:: Exercise ::
Count lines, not occurrences: give the number of lines holding the word "area", and nothing besides.

:: Exercise data ::
- - -

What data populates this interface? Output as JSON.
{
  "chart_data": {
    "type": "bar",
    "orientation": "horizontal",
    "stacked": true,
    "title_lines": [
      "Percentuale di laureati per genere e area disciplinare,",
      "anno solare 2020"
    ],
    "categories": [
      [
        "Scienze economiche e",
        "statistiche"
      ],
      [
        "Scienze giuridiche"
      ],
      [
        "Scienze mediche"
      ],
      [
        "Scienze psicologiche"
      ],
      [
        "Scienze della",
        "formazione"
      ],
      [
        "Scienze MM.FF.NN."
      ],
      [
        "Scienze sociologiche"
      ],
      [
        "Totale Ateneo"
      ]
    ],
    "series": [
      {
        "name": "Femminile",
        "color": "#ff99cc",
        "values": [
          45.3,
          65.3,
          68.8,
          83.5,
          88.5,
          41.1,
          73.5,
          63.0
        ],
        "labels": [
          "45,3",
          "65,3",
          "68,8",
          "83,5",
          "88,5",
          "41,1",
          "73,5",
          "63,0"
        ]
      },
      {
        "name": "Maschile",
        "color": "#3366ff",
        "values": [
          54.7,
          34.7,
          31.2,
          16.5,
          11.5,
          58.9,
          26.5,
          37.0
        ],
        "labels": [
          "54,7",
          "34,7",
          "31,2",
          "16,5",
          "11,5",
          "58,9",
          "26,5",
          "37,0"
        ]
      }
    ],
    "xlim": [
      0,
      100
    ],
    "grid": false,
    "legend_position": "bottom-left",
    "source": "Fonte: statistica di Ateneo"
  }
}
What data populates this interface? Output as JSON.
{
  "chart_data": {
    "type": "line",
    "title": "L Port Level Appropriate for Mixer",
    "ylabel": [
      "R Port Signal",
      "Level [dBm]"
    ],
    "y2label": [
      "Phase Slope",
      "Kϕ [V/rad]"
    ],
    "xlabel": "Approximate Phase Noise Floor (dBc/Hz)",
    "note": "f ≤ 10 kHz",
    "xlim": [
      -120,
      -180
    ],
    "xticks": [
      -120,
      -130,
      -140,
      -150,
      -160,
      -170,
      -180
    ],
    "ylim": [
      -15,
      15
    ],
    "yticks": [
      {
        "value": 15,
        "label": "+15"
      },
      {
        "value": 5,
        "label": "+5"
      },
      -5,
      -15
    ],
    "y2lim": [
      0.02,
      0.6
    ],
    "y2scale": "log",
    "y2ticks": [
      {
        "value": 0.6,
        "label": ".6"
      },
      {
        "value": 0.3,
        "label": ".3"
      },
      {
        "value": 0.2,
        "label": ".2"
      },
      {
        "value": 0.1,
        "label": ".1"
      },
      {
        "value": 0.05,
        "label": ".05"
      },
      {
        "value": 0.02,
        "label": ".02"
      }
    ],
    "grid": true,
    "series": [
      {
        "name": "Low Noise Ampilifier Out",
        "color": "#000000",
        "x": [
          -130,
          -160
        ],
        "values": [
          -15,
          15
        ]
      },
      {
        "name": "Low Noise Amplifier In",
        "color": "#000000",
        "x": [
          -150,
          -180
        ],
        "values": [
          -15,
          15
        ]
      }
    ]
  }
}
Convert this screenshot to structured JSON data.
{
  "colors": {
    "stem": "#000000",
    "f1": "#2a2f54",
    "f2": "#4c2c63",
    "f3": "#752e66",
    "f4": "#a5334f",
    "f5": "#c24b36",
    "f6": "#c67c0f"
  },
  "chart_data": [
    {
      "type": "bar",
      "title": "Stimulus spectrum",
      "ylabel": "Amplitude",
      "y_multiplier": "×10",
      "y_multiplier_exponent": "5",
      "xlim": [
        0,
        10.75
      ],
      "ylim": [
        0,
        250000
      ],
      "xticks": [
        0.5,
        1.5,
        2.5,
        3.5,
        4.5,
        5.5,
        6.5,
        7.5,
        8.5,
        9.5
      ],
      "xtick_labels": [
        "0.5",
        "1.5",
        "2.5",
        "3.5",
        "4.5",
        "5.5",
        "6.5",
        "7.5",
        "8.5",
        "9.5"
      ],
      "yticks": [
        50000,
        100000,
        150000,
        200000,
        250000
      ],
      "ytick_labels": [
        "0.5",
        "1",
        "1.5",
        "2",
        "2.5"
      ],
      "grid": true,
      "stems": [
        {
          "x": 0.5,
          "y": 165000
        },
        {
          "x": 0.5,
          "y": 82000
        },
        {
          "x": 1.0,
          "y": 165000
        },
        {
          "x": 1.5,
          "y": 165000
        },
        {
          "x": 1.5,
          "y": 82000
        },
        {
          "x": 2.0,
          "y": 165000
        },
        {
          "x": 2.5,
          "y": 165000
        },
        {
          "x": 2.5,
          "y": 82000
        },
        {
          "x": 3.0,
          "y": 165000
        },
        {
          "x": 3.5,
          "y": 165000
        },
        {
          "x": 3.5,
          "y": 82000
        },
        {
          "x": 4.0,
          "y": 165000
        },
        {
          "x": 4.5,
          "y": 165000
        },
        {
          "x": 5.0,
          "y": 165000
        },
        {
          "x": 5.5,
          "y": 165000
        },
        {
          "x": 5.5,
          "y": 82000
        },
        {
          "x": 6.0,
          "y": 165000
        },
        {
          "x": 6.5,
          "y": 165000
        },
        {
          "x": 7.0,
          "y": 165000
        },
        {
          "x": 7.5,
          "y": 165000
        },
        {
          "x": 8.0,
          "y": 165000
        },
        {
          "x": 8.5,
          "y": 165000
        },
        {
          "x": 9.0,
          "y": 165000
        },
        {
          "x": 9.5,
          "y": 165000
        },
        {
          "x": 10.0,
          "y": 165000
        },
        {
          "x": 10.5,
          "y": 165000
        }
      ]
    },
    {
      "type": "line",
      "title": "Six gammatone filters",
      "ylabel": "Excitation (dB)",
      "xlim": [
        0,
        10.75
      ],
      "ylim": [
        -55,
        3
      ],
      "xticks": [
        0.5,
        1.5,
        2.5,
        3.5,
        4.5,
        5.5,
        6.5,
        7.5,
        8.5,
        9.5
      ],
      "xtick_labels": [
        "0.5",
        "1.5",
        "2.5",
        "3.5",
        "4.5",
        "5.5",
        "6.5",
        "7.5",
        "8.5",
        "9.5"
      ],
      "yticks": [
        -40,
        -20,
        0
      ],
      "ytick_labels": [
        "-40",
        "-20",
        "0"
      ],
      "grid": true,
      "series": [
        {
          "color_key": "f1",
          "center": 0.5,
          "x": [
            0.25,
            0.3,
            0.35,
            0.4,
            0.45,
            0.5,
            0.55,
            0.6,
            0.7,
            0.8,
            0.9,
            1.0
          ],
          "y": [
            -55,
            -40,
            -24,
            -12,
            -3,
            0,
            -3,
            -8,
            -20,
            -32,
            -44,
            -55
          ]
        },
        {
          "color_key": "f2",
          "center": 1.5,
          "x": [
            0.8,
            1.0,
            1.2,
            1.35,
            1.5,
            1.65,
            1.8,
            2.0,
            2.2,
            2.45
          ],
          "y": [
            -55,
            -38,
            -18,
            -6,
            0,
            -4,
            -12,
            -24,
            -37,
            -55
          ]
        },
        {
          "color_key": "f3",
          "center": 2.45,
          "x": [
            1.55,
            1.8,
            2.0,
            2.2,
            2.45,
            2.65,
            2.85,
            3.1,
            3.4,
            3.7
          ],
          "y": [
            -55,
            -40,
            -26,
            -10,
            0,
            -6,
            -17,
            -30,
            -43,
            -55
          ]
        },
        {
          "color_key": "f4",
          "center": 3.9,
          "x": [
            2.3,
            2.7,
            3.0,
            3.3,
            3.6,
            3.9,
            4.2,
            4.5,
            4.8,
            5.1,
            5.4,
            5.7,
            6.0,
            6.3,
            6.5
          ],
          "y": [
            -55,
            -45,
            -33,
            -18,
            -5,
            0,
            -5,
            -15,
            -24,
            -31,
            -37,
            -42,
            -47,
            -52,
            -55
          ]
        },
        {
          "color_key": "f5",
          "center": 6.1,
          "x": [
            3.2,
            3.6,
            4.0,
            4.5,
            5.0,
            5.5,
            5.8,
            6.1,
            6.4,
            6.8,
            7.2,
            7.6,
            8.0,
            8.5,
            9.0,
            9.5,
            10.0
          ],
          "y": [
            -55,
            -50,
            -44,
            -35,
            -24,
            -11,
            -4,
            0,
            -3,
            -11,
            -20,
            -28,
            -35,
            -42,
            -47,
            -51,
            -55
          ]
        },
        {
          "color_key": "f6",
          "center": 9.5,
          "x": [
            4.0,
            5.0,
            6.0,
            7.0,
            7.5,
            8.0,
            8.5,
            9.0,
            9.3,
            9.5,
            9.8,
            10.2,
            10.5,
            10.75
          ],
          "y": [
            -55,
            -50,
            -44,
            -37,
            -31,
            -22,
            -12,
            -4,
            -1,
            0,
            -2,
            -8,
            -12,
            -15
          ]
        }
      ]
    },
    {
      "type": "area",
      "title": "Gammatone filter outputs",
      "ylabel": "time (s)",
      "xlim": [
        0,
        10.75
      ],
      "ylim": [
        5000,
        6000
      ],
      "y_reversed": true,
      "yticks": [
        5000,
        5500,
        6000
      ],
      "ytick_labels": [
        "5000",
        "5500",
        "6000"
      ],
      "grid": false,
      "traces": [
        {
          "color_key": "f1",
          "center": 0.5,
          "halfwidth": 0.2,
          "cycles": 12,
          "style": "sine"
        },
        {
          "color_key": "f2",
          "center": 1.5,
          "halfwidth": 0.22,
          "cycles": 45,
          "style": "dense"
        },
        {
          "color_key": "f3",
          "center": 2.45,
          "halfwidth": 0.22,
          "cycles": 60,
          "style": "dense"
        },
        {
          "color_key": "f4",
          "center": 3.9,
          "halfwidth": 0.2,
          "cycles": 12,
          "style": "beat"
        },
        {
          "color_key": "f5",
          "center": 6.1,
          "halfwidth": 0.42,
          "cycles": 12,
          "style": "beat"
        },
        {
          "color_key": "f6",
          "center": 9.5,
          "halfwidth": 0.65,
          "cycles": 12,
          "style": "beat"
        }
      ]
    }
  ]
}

- - -

:: Exercise solution ::
2